__TESTO ORIGINALE__.
==*==

Il ministro Costa a Bussi per Marcozzi

Ma il titolare dell’Ambiente sul posto troverà anche Legnini che gli chiederà lo sblocco dei 50 milioni per la bonifica
BUSSI SUL TIRINO . Oggi il ministro dell'Ambiente Sergio Costa sarà in Abruzzo a sostegno del M5s e della candidata presidente Sara Marcozzi per la presentazione del programma "Ambiente" in vista delle elezioni regionali del 10 febbraio.
Alle 13,30 sarà alla caserma dei carabinieri forestali a Pescara, poi si recherà a Chieti e infine si dirigerà a Bussi per rendersi conto sul posto delle condizioni ambientali del territorio. Troverà i cittadini, ma anche il candidato del centrosinistra alla presidenza della Regione Giovanni Legnini, che chiederà al ministro lo sblocco dei 50 milioni di euro stanziati all’epoca in cui lo stesso Legnini era sottosegretario alle Finanze. Costa incontrerà anche gli esponenti dell'amministrazione comunale, i cittadini e in primis il sindaco Salvatore Lagatta che lo scorso 8 gennaio ha inviato una nuova diffida allo stesso Costa, dopo quella prodotta nel luglio 2017, tesa ad avviare la bonifica dei siti inquinati 2a e 2b e aree limitrofe, per i cui lavori esiste da anni la riserva di cassa, lasciata dal compianto commissario Goio, di quei 50 milioni. Per avere la disponibilità di quella somma, lo stesso Comune di Bussi ha dovuto procedere all'acquisto dei terreni e sottoscrivere un accordo di programma con il ministero, che ha dovuto esperire la gara di appalto, aggiudicata all’associazione temporanea di imprese capeggiata dalla Dec-Deme. Lagatta si presenterà al ministro con la sua nota di risposta indirizzata alla dirigente della Divisione III del suo ministero, l'ingegner Luciana Distaso, che giorni fa, aveva opposto le sue considerazioni alla diffida di Lagatta, ipotizzando l'annullamento della gara, adducendo varie motivazioni procedurali per l'utilizzo della somma, registrata su una contabilità speciale della quale ora, essendo scaduti i termini, non sarebbe più possibile usufruire. Un annullamento che metterebbe a sua volta la Dec-Deme nella condizioni di ricorrere facendo soccombere il ministero, «avendo la Distaso nella sua nota cercato di giustificare la richiesta di annullamento, individuando», afferma Lagatta, «una serie di colpevoli tutti riconducibili al medesimo ministero». Lagatta non esita a esprimere che «la realtà supera la più sfrenata delle fantasie»» e secondo lui questo «potrebbe essere il titolo di una temeraria e pericolosa rappresentazione messa in piedi dal ministero dell’Ambiente».

==*==

Voci di dati raccolte
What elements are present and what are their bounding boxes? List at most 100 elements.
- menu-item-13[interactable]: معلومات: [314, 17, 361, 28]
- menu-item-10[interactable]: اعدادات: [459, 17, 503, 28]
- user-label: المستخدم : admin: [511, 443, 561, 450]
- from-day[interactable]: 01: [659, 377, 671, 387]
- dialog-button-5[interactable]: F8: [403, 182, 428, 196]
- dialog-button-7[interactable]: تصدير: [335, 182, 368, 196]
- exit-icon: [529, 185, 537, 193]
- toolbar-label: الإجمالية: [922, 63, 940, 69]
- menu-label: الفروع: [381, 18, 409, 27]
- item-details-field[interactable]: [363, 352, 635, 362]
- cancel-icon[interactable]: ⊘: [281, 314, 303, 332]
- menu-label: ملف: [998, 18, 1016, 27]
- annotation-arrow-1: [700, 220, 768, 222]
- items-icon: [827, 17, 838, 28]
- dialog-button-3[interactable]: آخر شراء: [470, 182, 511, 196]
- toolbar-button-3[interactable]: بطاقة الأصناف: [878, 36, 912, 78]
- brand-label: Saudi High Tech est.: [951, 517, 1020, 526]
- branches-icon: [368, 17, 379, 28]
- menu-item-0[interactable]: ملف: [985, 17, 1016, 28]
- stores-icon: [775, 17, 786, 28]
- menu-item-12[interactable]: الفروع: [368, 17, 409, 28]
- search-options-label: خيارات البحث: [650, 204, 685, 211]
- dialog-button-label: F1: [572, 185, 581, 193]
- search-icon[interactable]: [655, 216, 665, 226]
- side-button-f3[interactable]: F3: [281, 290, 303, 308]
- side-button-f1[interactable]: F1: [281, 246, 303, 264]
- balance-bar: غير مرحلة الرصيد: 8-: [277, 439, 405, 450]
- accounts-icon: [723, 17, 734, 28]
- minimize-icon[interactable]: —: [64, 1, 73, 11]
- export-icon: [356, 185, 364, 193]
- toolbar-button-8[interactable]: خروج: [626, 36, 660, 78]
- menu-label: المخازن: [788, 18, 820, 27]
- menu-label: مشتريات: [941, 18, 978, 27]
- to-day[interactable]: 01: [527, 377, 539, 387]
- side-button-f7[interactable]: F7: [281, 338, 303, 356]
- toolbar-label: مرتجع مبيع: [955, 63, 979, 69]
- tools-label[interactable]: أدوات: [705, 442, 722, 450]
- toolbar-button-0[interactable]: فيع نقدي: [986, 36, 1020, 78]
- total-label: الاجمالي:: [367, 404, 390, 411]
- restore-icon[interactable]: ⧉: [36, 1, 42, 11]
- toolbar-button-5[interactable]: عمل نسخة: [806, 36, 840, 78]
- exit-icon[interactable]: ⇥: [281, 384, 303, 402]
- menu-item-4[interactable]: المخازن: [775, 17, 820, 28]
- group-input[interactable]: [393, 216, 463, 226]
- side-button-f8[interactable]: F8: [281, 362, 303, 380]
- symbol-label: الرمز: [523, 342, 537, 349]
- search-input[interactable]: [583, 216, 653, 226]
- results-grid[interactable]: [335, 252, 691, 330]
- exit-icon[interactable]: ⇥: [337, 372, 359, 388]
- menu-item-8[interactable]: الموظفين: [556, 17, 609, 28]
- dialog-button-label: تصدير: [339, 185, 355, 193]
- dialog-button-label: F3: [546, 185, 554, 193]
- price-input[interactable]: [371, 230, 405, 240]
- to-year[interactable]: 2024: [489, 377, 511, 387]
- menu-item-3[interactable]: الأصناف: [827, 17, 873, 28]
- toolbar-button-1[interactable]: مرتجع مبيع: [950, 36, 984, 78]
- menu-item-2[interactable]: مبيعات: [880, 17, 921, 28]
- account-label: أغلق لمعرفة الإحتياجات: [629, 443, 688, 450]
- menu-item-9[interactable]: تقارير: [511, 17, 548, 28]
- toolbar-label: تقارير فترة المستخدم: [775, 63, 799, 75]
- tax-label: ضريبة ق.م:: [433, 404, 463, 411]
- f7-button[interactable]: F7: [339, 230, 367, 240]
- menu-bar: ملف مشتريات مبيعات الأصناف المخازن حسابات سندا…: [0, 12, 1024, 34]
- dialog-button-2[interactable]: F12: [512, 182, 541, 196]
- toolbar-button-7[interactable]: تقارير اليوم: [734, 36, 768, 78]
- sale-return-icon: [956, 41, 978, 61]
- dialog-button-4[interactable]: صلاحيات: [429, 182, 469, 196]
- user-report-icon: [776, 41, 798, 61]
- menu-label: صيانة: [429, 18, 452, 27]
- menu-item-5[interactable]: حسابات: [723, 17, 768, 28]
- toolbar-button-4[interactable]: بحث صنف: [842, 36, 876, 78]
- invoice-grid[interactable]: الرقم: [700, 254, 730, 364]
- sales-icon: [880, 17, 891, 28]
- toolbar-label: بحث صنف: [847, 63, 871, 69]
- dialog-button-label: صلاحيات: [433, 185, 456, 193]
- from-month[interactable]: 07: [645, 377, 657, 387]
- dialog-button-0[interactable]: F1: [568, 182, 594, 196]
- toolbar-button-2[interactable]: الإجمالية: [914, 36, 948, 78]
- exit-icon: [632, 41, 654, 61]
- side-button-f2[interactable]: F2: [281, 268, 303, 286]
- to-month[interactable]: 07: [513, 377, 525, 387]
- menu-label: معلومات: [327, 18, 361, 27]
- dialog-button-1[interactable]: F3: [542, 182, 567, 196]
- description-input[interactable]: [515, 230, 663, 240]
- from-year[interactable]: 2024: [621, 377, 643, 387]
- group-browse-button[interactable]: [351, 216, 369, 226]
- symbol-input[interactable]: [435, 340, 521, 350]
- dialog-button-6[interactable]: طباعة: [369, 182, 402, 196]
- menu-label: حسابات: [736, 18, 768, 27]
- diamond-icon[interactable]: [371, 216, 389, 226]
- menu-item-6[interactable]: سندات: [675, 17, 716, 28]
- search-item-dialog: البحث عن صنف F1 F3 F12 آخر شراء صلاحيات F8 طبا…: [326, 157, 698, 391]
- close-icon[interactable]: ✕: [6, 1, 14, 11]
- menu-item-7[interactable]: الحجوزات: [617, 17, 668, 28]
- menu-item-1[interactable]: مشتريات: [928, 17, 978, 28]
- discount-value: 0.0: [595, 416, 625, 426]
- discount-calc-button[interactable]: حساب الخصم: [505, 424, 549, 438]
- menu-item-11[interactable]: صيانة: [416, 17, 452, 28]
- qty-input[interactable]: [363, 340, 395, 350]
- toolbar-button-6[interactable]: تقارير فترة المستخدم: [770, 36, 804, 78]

==*==

Riporta parola per parola il pezzo dell'articolo sul ministro Costa a Bussi che parte da "Il ministro Costa" e va avanti fino a "del 10 febbraio.". Queste voci vengono da un'altra fonte.

Il ministro Costa a Bussi per Marcozzi

Ma il titolare dell’Ambiente sul posto troverà anche Legnini che gli chiederà lo sblocco dei 50 milioni per la bonifica
BUSSI SUL TIRINO . Oggi il ministro dell'Ambiente Sergio Costa sarà in Abruzzo a sostegno del M5s e della candidata presidente Sara Marcozzi per la presentazione del programma "Ambiente" in vista delle elezioni regionali del 10 febbraio.